— Objective —
In the material below, list every line carrying the string "background".

— Data in this exercise —

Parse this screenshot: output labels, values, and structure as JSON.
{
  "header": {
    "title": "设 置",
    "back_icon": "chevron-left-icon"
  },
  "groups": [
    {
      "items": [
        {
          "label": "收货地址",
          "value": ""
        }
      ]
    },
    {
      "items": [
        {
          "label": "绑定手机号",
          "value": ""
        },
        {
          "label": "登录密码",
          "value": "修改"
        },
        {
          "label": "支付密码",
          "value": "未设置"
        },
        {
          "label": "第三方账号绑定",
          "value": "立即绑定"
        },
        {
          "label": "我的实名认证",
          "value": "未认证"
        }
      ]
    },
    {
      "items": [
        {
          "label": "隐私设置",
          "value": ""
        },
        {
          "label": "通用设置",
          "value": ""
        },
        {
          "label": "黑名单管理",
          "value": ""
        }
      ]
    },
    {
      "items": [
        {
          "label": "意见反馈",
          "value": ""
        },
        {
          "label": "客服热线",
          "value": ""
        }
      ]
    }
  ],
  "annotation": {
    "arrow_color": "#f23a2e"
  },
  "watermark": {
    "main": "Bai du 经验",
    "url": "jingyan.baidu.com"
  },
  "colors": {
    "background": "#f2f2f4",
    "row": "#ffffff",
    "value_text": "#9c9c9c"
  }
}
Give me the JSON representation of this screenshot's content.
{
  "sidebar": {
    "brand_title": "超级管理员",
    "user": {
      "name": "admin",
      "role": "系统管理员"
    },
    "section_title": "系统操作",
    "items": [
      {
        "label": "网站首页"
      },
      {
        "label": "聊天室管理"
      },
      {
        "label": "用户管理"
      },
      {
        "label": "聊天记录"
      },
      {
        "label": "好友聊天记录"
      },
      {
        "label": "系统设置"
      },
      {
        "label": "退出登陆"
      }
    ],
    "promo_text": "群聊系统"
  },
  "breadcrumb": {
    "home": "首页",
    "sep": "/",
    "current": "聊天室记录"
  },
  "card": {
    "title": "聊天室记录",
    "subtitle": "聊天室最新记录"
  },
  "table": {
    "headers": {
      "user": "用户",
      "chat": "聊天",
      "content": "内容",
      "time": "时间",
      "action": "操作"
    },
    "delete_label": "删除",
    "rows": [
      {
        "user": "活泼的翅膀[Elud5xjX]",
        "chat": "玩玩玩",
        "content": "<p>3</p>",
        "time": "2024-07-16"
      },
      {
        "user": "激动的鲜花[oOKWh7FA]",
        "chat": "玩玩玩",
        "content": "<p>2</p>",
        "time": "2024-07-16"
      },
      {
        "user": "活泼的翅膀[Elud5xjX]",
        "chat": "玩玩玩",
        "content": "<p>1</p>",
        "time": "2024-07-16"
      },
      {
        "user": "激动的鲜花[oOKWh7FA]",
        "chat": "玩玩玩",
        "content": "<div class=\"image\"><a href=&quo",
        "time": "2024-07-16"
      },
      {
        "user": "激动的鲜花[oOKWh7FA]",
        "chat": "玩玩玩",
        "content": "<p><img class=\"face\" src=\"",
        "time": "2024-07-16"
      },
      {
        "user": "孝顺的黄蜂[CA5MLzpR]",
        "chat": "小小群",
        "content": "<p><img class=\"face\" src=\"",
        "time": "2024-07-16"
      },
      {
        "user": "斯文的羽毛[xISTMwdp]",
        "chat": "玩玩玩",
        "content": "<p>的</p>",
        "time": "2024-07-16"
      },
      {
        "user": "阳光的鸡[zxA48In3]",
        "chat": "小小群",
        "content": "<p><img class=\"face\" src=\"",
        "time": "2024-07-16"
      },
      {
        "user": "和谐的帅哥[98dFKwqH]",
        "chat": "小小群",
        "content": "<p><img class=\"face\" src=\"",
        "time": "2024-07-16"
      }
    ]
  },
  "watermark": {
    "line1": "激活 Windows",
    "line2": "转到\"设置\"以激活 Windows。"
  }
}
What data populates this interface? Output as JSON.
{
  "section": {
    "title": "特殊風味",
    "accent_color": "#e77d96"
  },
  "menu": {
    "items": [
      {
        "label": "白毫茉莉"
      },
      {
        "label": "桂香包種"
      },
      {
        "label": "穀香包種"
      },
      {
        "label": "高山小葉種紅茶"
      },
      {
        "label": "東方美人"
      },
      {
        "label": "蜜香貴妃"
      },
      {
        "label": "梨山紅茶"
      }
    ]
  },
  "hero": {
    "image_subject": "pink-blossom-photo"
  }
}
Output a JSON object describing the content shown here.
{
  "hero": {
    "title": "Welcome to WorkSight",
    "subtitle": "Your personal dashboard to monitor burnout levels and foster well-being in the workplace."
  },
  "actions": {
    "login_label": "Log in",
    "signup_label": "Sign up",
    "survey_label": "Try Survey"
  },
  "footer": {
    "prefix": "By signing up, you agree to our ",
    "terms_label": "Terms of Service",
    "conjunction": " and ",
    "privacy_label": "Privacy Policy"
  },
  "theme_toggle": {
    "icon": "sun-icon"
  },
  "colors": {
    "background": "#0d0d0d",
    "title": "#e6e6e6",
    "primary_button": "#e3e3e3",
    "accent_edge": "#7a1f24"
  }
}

— Response —
    "background": "#f2f2f4",
    "background": "#0d0d0d",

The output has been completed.